(THE EXERCISE)
Leave the pictures out and transcribe every record exactly.

(DATA SECTION)
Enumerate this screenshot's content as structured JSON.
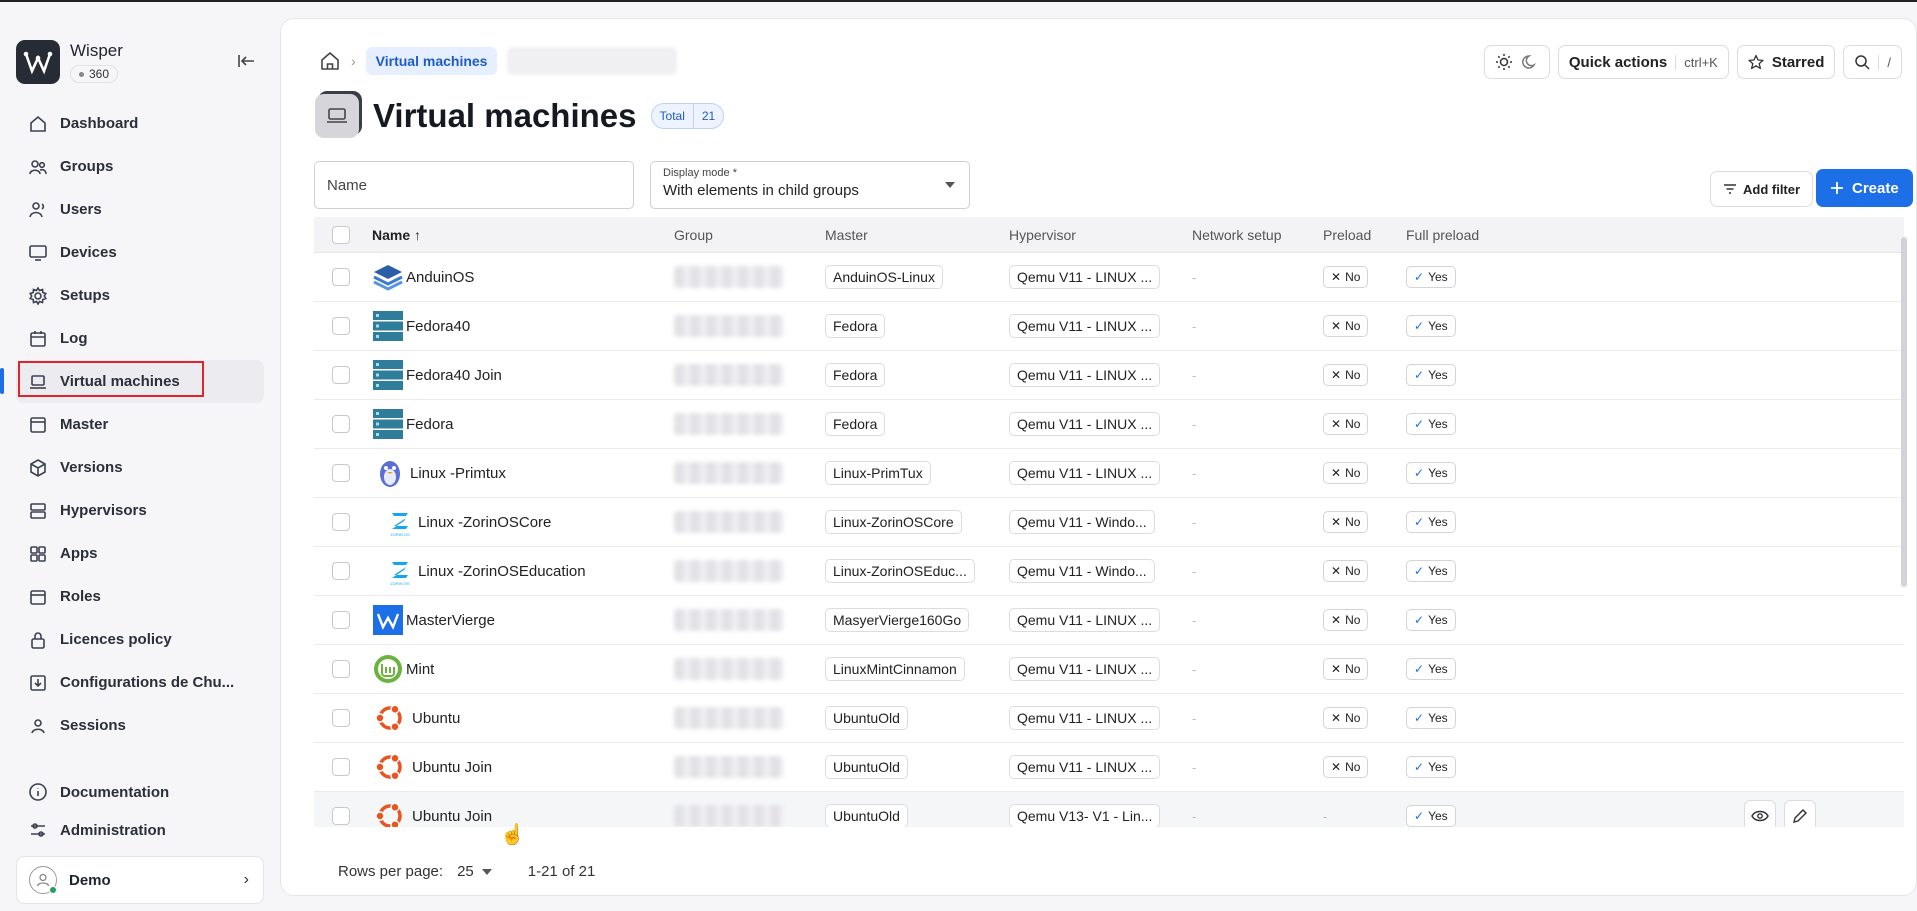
{
  "brand": {
    "name": "Wisper",
    "badge": "360"
  },
  "nav": {
    "items": [
      {
        "label": "Dashboard",
        "icon": "home-icon"
      },
      {
        "label": "Groups",
        "icon": "groups-icon"
      },
      {
        "label": "Users",
        "icon": "users-icon"
      },
      {
        "label": "Devices",
        "icon": "monitor-icon"
      },
      {
        "label": "Setups",
        "icon": "gear-icon"
      },
      {
        "label": "Log",
        "icon": "calendar-icon"
      },
      {
        "label": "Virtual machines",
        "icon": "laptop-icon"
      },
      {
        "label": "Master",
        "icon": "window-icon"
      },
      {
        "label": "Versions",
        "icon": "package-icon"
      },
      {
        "label": "Hypervisors",
        "icon": "server-icon"
      },
      {
        "label": "Apps",
        "icon": "grid-icon"
      },
      {
        "label": "Roles",
        "icon": "badge-icon"
      },
      {
        "label": "Licences policy",
        "icon": "lock-icon"
      },
      {
        "label": "Configurations de Chu...",
        "icon": "download-icon"
      },
      {
        "label": "Sessions",
        "icon": "person-pin-icon"
      }
    ],
    "active": "Virtual machines",
    "bottom": [
      {
        "label": "Documentation",
        "icon": "info-icon"
      },
      {
        "label": "Administration",
        "icon": "sliders-icon"
      }
    ]
  },
  "user": {
    "name": "Demo"
  },
  "breadcrumb": {
    "current": "Virtual machines"
  },
  "top_actions": {
    "quick_actions": "Quick actions",
    "quick_kbd": "ctrl+K",
    "starred": "Starred",
    "search_kbd": "/"
  },
  "page": {
    "title": "Virtual machines",
    "total_label": "Total",
    "total_value": "21"
  },
  "filters": {
    "name_placeholder": "Name",
    "display_mode_label": "Display mode *",
    "display_mode_value": "With elements in child groups",
    "add_filter": "Add filter",
    "create": "Create"
  },
  "table": {
    "columns": [
      "Name",
      "Group",
      "Master",
      "Hypervisor",
      "Network setup",
      "Preload",
      "Full preload"
    ],
    "rows": [
      {
        "name": "AnduinOS",
        "icon": "anduin-icon",
        "master": "AnduinOS-Linux",
        "hypervisor": "Qemu V11 - LINUX ...",
        "network": "-",
        "preload": "No",
        "full_preload": "Yes"
      },
      {
        "name": "Fedora40",
        "icon": "server-rack-icon",
        "master": "Fedora",
        "hypervisor": "Qemu V11 - LINUX ...",
        "network": "-",
        "preload": "No",
        "full_preload": "Yes"
      },
      {
        "name": "Fedora40 Join",
        "icon": "server-rack-icon",
        "master": "Fedora",
        "hypervisor": "Qemu V11 - LINUX ...",
        "network": "-",
        "preload": "No",
        "full_preload": "Yes"
      },
      {
        "name": "Fedora",
        "icon": "server-rack-icon",
        "master": "Fedora",
        "hypervisor": "Qemu V11 - LINUX ...",
        "network": "-",
        "preload": "No",
        "full_preload": "Yes"
      },
      {
        "name": "Linux -Primtux",
        "icon": "primtux-icon",
        "master": "Linux-PrimTux",
        "hypervisor": "Qemu V11 - LINUX ...",
        "network": "-",
        "preload": "No",
        "full_preload": "Yes"
      },
      {
        "name": "Linux -ZorinOSCore",
        "icon": "zorin-icon",
        "master": "Linux-ZorinOSCore",
        "hypervisor": "Qemu V11 - Windo...",
        "network": "-",
        "preload": "No",
        "full_preload": "Yes"
      },
      {
        "name": "Linux -ZorinOSEducation",
        "icon": "zorin-icon",
        "master": "Linux-ZorinOSEduc...",
        "hypervisor": "Qemu V11 - Windo...",
        "network": "-",
        "preload": "No",
        "full_preload": "Yes"
      },
      {
        "name": "MasterVierge",
        "icon": "wisper-icon",
        "master": "MasyerVierge160Go",
        "hypervisor": "Qemu V11 - LINUX ...",
        "network": "-",
        "preload": "No",
        "full_preload": "Yes"
      },
      {
        "name": "Mint",
        "icon": "mint-icon",
        "master": "LinuxMintCinnamon",
        "hypervisor": "Qemu V11 - LINUX ...",
        "network": "-",
        "preload": "No",
        "full_preload": "Yes"
      },
      {
        "name": "Ubuntu",
        "icon": "ubuntu-icon",
        "master": "UbuntuOld",
        "hypervisor": "Qemu V11 - LINUX ...",
        "network": "-",
        "preload": "No",
        "full_preload": "Yes"
      },
      {
        "name": "Ubuntu Join",
        "icon": "ubuntu-icon",
        "master": "UbuntuOld",
        "hypervisor": "Qemu V11 - LINUX ...",
        "network": "-",
        "preload": "No",
        "full_preload": "Yes"
      },
      {
        "name": "Ubuntu Join",
        "icon": "ubuntu-icon",
        "master": "UbuntuOld",
        "hypervisor": "Qemu V13- V1 - Lin...",
        "network": "-",
        "preload": "-",
        "full_preload": "Yes"
      }
    ]
  },
  "pagination": {
    "rows_per_page_label": "Rows per page:",
    "rows_per_page": "25",
    "range": "1-21 of 21"
  },
  "colors": {
    "accent": "#1d6fe8",
    "active_outline": "#e0242c",
    "ubuntu": "#e95420",
    "mint": "#6cb33e",
    "fedora_rack": "#2f7d9a"
  }
}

(SOLUTION TO THE EXERCISE)
Enumerate this screenshot's content as structured JSON.
{
  "brand": {
    "name": "Wisper",
    "badge": "360"
  },
  "nav": {
    "items": [
      {
        "label": "Dashboard",
        "icon": "home-icon"
      },
      {
        "label": "Groups",
        "icon": "groups-icon"
      },
      {
        "label": "Users",
        "icon": "users-icon"
      },
      {
        "label": "Devices",
        "icon": "monitor-icon"
      },
      {
        "label": "Setups",
        "icon": "gear-icon"
      },
      {
        "label": "Log",
        "icon": "calendar-icon"
      },
      {
        "label": "Virtual machines",
        "icon": "laptop-icon"
      },
      {
        "label": "Master",
        "icon": "window-icon"
      },
      {
        "label": "Versions",
        "icon": "package-icon"
      },
      {
        "label": "Hypervisors",
        "icon": "server-icon"
      },
      {
        "label": "Apps",
        "icon": "grid-icon"
      },
      {
        "label": "Roles",
        "icon": "badge-icon"
      },
      {
        "label": "Licences policy",
        "icon": "lock-icon"
      },
      {
        "label": "Configurations de Chu...",
        "icon": "download-icon"
      },
      {
        "label": "Sessions",
        "icon": "person-pin-icon"
      }
    ],
    "active": "Virtual machines",
    "bottom": [
      {
        "label": "Documentation",
        "icon": "info-icon"
      },
      {
        "label": "Administration",
        "icon": "sliders-icon"
      }
    ]
  },
  "user": {
    "name": "Demo"
  },
  "breadcrumb": {
    "current": "Virtual machines"
  },
  "top_actions": {
    "quick_actions": "Quick actions",
    "quick_kbd": "ctrl+K",
    "starred": "Starred",
    "search_kbd": "/"
  },
  "page": {
    "title": "Virtual machines",
    "total_label": "Total",
    "total_value": "21"
  },
  "filters": {
    "name_placeholder": "Name",
    "display_mode_label": "Display mode *",
    "display_mode_value": "With elements in child groups",
    "add_filter": "Add filter",
    "create": "Create"
  },
  "table": {
    "columns": [
      "Name",
      "Group",
      "Master",
      "Hypervisor",
      "Network setup",
      "Preload",
      "Full preload"
    ],
    "rows": [
      {
        "name": "AnduinOS",
        "icon": "anduin-icon",
        "master": "AnduinOS-Linux",
        "hypervisor": "Qemu V11 - LINUX ...",
        "network": "-",
        "preload": "No",
        "full_preload": "Yes"
      },
      {
        "name": "Fedora40",
        "icon": "server-rack-icon",
        "master": "Fedora",
        "hypervisor": "Qemu V11 - LINUX ...",
        "network": "-",
        "preload": "No",
        "full_preload": "Yes"
      },
      {
        "name": "Fedora40 Join",
        "icon": "server-rack-icon",
        "master": "Fedora",
        "hypervisor": "Qemu V11 - LINUX ...",
        "network": "-",
        "preload": "No",
        "full_preload": "Yes"
      },
      {
        "name": "Fedora",
        "icon": "server-rack-icon",
        "master": "Fedora",
        "hypervisor": "Qemu V11 - LINUX ...",
        "network": "-",
        "preload": "No",
        "full_preload": "Yes"
      },
      {
        "name": "Linux -Primtux",
        "icon": "primtux-icon",
        "master": "Linux-PrimTux",
        "hypervisor": "Qemu V11 - LINUX ...",
        "network": "-",
        "preload": "No",
        "full_preload": "Yes"
      },
      {
        "name": "Linux -ZorinOSCore",
        "icon": "zorin-icon",
        "master": "Linux-ZorinOSCore",
        "hypervisor": "Qemu V11 - Windo...",
        "network": "-",
        "preload": "No",
        "full_preload": "Yes"
      },
      {
        "name": "Linux -ZorinOSEducation",
        "icon": "zorin-icon",
        "master": "Linux-ZorinOSEduc...",
        "hypervisor": "Qemu V11 - Windo...",
        "network": "-",
        "preload": "No",
        "full_preload": "Yes"
      },
      {
        "name": "MasterVierge",
        "icon": "wisper-icon",
        "master": "MasyerVierge160Go",
        "hypervisor": "Qemu V11 - LINUX ...",
        "network": "-",
        "preload": "No",
        "full_preload": "Yes"
      },
      {
        "name": "Mint",
        "icon": "mint-icon",
        "master": "LinuxMintCinnamon",
        "hypervisor": "Qemu V11 - LINUX ...",
        "network": "-",
        "preload": "No",
        "full_preload": "Yes"
      },
      {
        "name": "Ubuntu",
        "icon": "ubuntu-icon",
        "master": "UbuntuOld",
        "hypervisor": "Qemu V11 - LINUX ...",
        "network": "-",
        "preload": "No",
        "full_preload": "Yes"
      },
      {
        "name": "Ubuntu Join",
        "icon": "ubuntu-icon",
        "master": "UbuntuOld",
        "hypervisor": "Qemu V11 - LINUX ...",
        "network": "-",
        "preload": "No",
        "full_preload": "Yes"
      },
      {
        "name": "Ubuntu Join",
        "icon": "ubuntu-icon",
        "master": "UbuntuOld",
        "hypervisor": "Qemu V13- V1 - Lin...",
        "network": "-",
        "preload": "-",
        "full_preload": "Yes"
      }
    ]
  },
  "pagination": {
    "rows_per_page_label": "Rows per page:",
    "rows_per_page": "25",
    "range": "1-21 of 21"
  },
  "colors": {
    "accent": "#1d6fe8",
    "active_outline": "#e0242c",
    "ubuntu": "#e95420",
    "mint": "#6cb33e",
    "fedora_rack": "#2f7d9a"
  }
}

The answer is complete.